_Requirements_: The records that follow are to be repeated exactly, with the pictures removed.

[Records that describe figures]
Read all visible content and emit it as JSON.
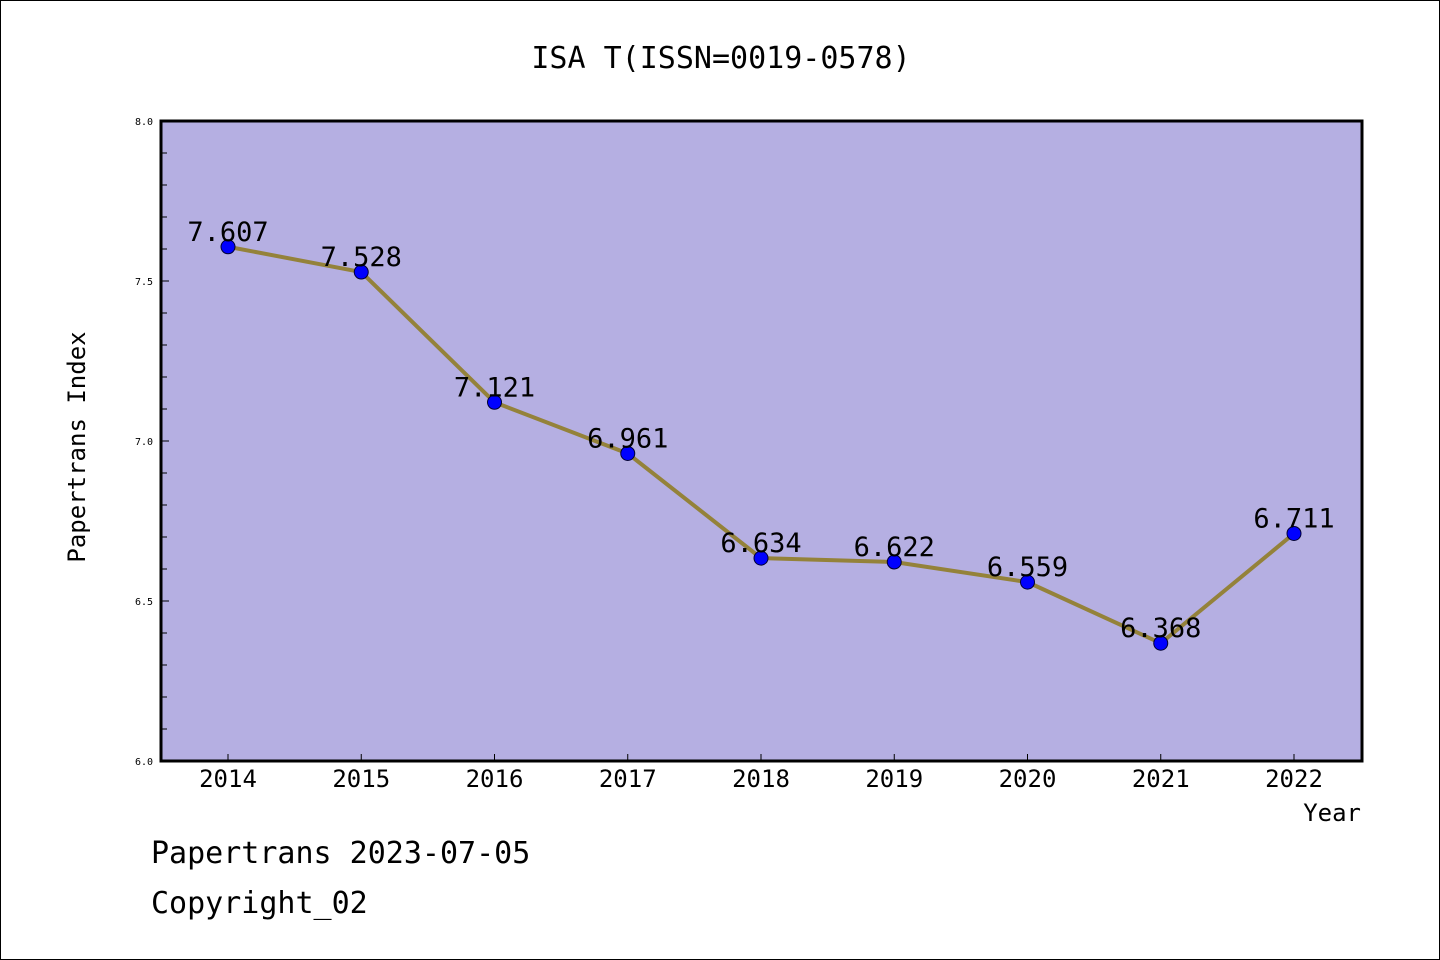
{
  "chart_data": {
    "type": "line",
    "title": "ISA T(ISSN=0019-0578)",
    "xlabel": "Year",
    "ylabel": "Papertrans Index",
    "x": [
      "2014",
      "2015",
      "2016",
      "2017",
      "2018",
      "2019",
      "2020",
      "2021",
      "2022"
    ],
    "values": [
      7.607,
      7.528,
      7.121,
      6.961,
      6.634,
      6.622,
      6.559,
      6.368,
      6.711
    ],
    "data_labels": [
      "7.607",
      "7.528",
      "7.121",
      "6.961",
      "6.634",
      "6.622",
      "6.559",
      "6.368",
      "6.711"
    ],
    "ylim": [
      6.0,
      8.0
    ],
    "y_ticks": [
      "6.0",
      "6.5",
      "7.0",
      "7.5",
      "8.0"
    ],
    "grid": false,
    "colors": {
      "plot_background": "#b5afe2",
      "line": "#94823a",
      "marker": "#0000ff"
    }
  },
  "footer": {
    "line1": "Papertrans 2023-07-05",
    "line2": "Copyright_02"
  }
}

_Full response_:
Read all visible content and emit it as JSON.
{
  "chart_data": {
    "type": "line",
    "title": "ISA T(ISSN=0019-0578)",
    "xlabel": "Year",
    "ylabel": "Papertrans Index",
    "x": [
      "2014",
      "2015",
      "2016",
      "2017",
      "2018",
      "2019",
      "2020",
      "2021",
      "2022"
    ],
    "values": [
      7.607,
      7.528,
      7.121,
      6.961,
      6.634,
      6.622,
      6.559,
      6.368,
      6.711
    ],
    "data_labels": [
      "7.607",
      "7.528",
      "7.121",
      "6.961",
      "6.634",
      "6.622",
      "6.559",
      "6.368",
      "6.711"
    ],
    "ylim": [
      6.0,
      8.0
    ],
    "y_ticks": [
      "6.0",
      "6.5",
      "7.0",
      "7.5",
      "8.0"
    ],
    "grid": false,
    "colors": {
      "plot_background": "#b5afe2",
      "line": "#94823a",
      "marker": "#0000ff"
    }
  },
  "footer": {
    "line1": "Papertrans 2023-07-05",
    "line2": "Copyright_02"
  }
}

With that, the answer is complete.